** BEGIN **

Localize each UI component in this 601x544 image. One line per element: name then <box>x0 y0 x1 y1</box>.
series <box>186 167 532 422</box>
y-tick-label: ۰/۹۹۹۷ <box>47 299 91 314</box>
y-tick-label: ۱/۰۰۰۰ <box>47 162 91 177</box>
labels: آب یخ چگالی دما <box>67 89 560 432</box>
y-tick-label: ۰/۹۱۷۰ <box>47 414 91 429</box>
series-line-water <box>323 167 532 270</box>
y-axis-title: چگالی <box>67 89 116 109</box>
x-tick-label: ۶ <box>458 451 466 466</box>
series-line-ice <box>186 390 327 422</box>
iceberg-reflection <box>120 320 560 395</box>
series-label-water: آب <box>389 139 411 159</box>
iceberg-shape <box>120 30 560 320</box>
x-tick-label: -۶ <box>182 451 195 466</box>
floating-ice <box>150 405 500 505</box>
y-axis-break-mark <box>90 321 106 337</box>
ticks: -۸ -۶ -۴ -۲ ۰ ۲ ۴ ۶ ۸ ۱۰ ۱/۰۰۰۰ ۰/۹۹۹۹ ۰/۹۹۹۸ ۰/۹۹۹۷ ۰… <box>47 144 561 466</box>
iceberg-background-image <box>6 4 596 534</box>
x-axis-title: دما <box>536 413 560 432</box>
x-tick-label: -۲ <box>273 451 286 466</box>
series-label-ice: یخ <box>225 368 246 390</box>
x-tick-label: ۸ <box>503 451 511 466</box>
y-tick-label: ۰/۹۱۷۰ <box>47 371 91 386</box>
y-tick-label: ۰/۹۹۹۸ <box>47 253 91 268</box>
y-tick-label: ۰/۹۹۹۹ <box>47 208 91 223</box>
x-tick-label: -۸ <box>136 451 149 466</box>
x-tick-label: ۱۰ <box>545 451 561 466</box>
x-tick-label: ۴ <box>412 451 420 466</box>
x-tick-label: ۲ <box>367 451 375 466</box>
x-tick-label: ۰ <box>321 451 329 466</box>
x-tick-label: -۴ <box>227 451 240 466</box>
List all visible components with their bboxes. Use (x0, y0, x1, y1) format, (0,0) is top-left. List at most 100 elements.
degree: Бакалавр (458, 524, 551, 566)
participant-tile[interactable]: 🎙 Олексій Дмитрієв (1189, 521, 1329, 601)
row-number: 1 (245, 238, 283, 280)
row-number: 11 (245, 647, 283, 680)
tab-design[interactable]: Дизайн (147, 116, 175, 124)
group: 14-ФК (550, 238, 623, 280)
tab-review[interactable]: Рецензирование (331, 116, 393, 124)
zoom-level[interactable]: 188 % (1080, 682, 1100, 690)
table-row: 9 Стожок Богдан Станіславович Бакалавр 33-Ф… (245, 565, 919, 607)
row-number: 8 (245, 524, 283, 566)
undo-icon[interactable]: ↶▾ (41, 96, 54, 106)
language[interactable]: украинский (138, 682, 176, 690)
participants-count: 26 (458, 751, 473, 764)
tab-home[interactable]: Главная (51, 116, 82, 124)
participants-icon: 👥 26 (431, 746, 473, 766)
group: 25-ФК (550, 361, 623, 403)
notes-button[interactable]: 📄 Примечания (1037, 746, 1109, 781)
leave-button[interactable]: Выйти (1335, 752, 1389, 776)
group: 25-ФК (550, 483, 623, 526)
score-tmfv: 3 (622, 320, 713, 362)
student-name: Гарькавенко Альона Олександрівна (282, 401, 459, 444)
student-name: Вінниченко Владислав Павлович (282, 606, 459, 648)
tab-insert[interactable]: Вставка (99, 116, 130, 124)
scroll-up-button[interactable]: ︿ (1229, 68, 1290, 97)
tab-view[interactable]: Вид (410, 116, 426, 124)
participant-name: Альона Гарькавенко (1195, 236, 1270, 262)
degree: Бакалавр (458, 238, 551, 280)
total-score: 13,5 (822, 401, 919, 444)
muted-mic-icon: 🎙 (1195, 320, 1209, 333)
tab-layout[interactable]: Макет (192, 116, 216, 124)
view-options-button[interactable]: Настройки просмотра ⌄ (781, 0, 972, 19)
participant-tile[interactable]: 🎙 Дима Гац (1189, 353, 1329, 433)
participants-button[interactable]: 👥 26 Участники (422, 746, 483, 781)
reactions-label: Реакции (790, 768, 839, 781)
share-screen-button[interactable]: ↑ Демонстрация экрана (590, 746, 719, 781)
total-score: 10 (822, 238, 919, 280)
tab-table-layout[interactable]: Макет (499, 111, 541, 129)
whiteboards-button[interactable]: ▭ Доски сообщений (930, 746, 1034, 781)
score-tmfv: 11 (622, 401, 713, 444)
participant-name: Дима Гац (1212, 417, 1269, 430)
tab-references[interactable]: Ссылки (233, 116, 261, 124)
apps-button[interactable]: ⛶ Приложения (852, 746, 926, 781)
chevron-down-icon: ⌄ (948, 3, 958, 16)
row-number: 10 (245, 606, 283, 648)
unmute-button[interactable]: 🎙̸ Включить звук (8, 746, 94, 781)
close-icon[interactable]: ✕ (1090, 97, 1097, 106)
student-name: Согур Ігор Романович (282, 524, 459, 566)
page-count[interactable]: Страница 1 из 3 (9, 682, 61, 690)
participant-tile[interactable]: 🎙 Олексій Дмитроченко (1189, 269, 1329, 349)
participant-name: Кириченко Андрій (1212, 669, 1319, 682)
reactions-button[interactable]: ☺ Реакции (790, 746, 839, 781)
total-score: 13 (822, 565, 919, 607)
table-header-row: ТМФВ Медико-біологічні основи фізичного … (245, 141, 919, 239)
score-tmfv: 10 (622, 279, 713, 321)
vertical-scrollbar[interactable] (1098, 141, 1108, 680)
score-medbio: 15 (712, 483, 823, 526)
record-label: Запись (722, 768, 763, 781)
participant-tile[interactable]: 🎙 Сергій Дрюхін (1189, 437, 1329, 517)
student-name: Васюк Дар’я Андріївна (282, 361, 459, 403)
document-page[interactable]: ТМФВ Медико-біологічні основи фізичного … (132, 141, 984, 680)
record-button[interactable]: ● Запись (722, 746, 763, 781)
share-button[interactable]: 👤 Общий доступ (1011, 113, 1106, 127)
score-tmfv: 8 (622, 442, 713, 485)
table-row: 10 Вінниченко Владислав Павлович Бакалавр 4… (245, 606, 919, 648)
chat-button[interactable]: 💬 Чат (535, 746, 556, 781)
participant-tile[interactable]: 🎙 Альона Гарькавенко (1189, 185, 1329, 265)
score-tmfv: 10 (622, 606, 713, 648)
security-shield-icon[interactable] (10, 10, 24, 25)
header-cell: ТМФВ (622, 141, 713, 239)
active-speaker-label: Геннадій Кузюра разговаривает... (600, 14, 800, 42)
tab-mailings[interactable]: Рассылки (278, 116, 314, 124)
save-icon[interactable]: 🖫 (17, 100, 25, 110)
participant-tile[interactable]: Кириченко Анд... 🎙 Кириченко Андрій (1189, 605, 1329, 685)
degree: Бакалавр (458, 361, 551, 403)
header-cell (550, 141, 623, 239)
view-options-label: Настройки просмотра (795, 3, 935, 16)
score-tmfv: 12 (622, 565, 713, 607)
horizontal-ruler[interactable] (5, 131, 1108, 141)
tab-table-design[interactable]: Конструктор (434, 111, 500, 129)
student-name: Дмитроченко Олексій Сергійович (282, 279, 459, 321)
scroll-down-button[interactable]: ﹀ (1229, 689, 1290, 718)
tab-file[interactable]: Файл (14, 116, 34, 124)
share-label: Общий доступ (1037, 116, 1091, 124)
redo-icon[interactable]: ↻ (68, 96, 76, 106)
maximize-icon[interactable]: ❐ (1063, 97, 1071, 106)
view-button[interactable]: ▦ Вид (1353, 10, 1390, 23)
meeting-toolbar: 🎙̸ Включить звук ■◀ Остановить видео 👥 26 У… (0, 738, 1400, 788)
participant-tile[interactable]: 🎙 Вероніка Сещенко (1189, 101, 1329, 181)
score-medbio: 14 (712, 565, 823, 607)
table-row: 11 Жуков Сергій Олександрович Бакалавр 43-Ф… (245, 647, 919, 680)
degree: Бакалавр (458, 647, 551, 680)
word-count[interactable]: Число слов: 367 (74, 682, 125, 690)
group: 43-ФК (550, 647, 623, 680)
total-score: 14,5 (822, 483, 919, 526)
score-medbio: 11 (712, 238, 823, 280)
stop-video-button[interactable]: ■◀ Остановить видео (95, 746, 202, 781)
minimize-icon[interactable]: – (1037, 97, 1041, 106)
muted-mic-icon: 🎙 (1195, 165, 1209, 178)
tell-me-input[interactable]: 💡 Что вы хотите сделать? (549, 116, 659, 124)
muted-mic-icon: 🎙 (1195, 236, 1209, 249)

** END **

EXERCISE -
Reproduce the stretch of the data from its first line through the line containing "y-tick-label: ۰/۹۹۹۹ <box>47 208 91 223</box>", with every line unchanged and in its original order.

WRITTEN SOLUTION -
Localize each UI component in this 601x544 image. One line per element: name then <box>x0 y0 x1 y1</box>.
series <box>186 167 532 422</box>
y-tick-label: ۰/۹۹۹۷ <box>47 299 91 314</box>
y-tick-label: ۱/۰۰۰۰ <box>47 162 91 177</box>
labels: آب یخ چگالی دما <box>67 89 560 432</box>
y-tick-label: ۰/۹۱۷۰ <box>47 414 91 429</box>
series-line-water <box>323 167 532 270</box>
y-axis-title: چگالی <box>67 89 116 109</box>
x-tick-label: ۶ <box>458 451 466 466</box>
series-line-ice <box>186 390 327 422</box>
iceberg-reflection <box>120 320 560 395</box>
series-label-water: آب <box>389 139 411 159</box>
iceberg-shape <box>120 30 560 320</box>
x-tick-label: -۶ <box>182 451 195 466</box>
floating-ice <box>150 405 500 505</box>
y-axis-break-mark <box>90 321 106 337</box>
ticks: -۸ -۶ -۴ -۲ ۰ ۲ ۴ ۶ ۸ ۱۰ ۱/۰۰۰۰ ۰/۹۹۹۹ ۰/۹۹۹۸ ۰/۹۹۹۷ ۰… <box>47 144 561 466</box>
iceberg-background-image <box>6 4 596 534</box>
x-axis-title: دما <box>536 413 560 432</box>
x-tick-label: -۲ <box>273 451 286 466</box>
series-label-ice: یخ <box>225 368 246 390</box>
x-tick-label: ۸ <box>503 451 511 466</box>
y-tick-label: ۰/۹۱۷۰ <box>47 371 91 386</box>
y-tick-label: ۰/۹۹۹۸ <box>47 253 91 268</box>
y-tick-label: ۰/۹۹۹۹ <box>47 208 91 223</box>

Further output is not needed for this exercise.